- _EXERCISE GOAL_
Below are the records. List every line holding the word "proprio".

- _DATASET ENTRIES_
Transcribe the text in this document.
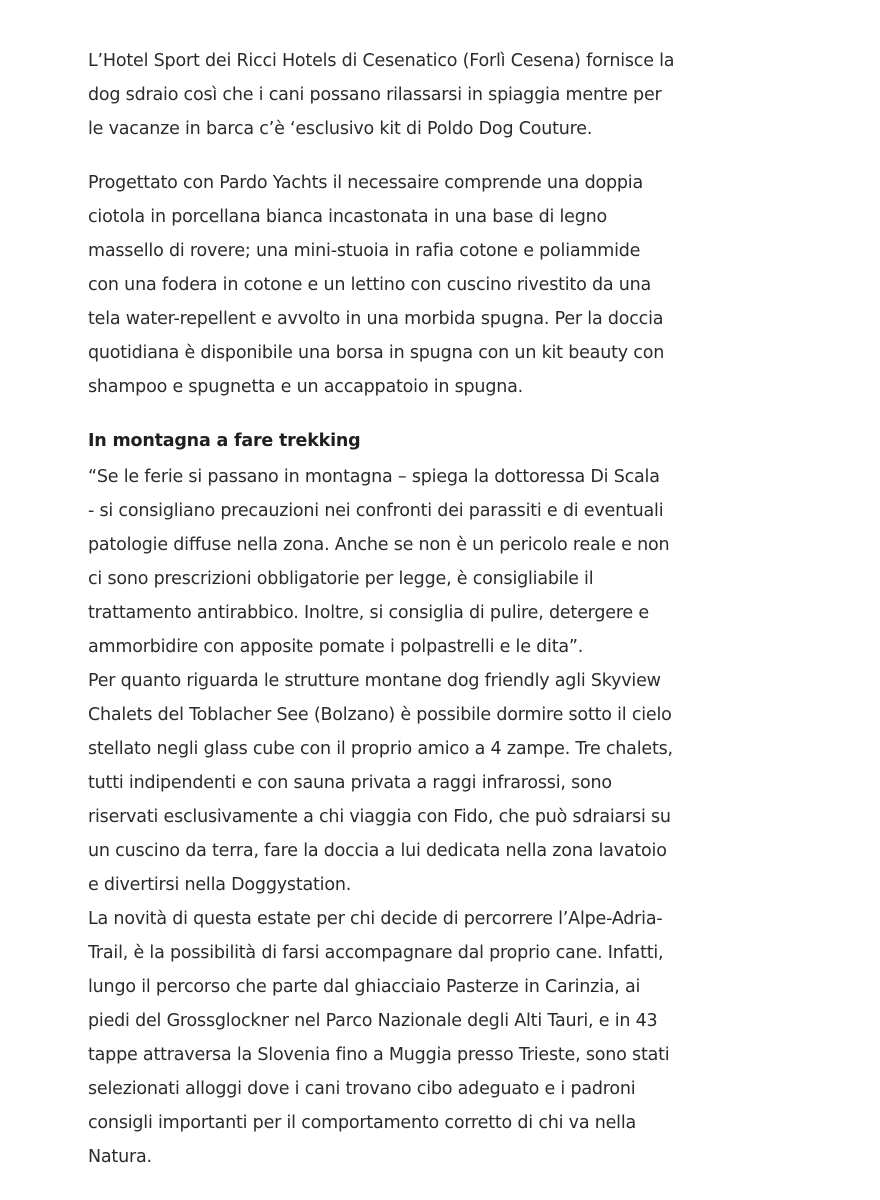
L’Hotel Sport dei Ricci Hotels di Cesenatico (Forlì Cesena) fornisce la
dog sdraio così che i cani possano rilassarsi in spiaggia mentre per
le vacanze in barca c’è ‘esclusivo kit di Poldo Dog Couture.

Progettato con Pardo Yachts il necessaire comprende una doppia
ciotola in porcellana bianca incastonata in una base di legno
massello di rovere; una mini-stuoia in rafia cotone e poliammide
con una fodera in cotone e un lettino con cuscino rivestito da una
tela water-repellent e avvolto in una morbida spugna. Per la doccia
quotidiana è disponibile una borsa in spugna con un kit beauty con
shampoo e spugnetta e un accappatoio in spugna.

In montagna a fare trekking

“Se le ferie si passano in montagna – spiega la dottoressa Di Scala
- si consigliano precauzioni nei confronti dei parassiti e di eventuali
patologie diffuse nella zona. Anche se non è un pericolo reale e non
ci sono prescrizioni obbligatorie per legge, è consigliabile il
trattamento antirabbico. Inoltre, si consiglia di pulire, detergere e
ammorbidire con apposite pomate i polpastrelli e le dita”.

Per quanto riguarda le strutture montane dog friendly agli Skyview
Chalets del Toblacher See (Bolzano) è possibile dormire sotto il cielo
stellato negli glass cube con il proprio amico a 4 zampe. Tre chalets,
tutti indipendenti e con sauna privata a raggi infrarossi, sono
riservati esclusivamente a chi viaggia con Fido, che può sdraiarsi su
un cuscino da terra, fare la doccia a lui dedicata nella zona lavatoio
e divertirsi nella Doggystation.

La novità di questa estate per chi decide di percorrere l’Alpe-Adria-
Trail, è la possibilità di farsi accompagnare dal proprio cane. Infatti,
lungo il percorso che parte dal ghiacciaio Pasterze in Carinzia, ai
piedi del Grossglockner nel Parco Nazionale degli Alti Tauri, e in 43
tappe attraversa la Slovenia fino a Muggia presso Trieste, sono stati
selezionati alloggi dove i cani trovano cibo adeguato e i padroni
consigli importanti per il comportamento corretto di chi va nella
Natura.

- _SOLUTION FOR THIS PROBLEM_
stellato negli glass cube con il proprio amico a 4 zampe. Tre chalets,
Trail, è la possibilità di farsi accompagnare dal proprio cane. Infatti,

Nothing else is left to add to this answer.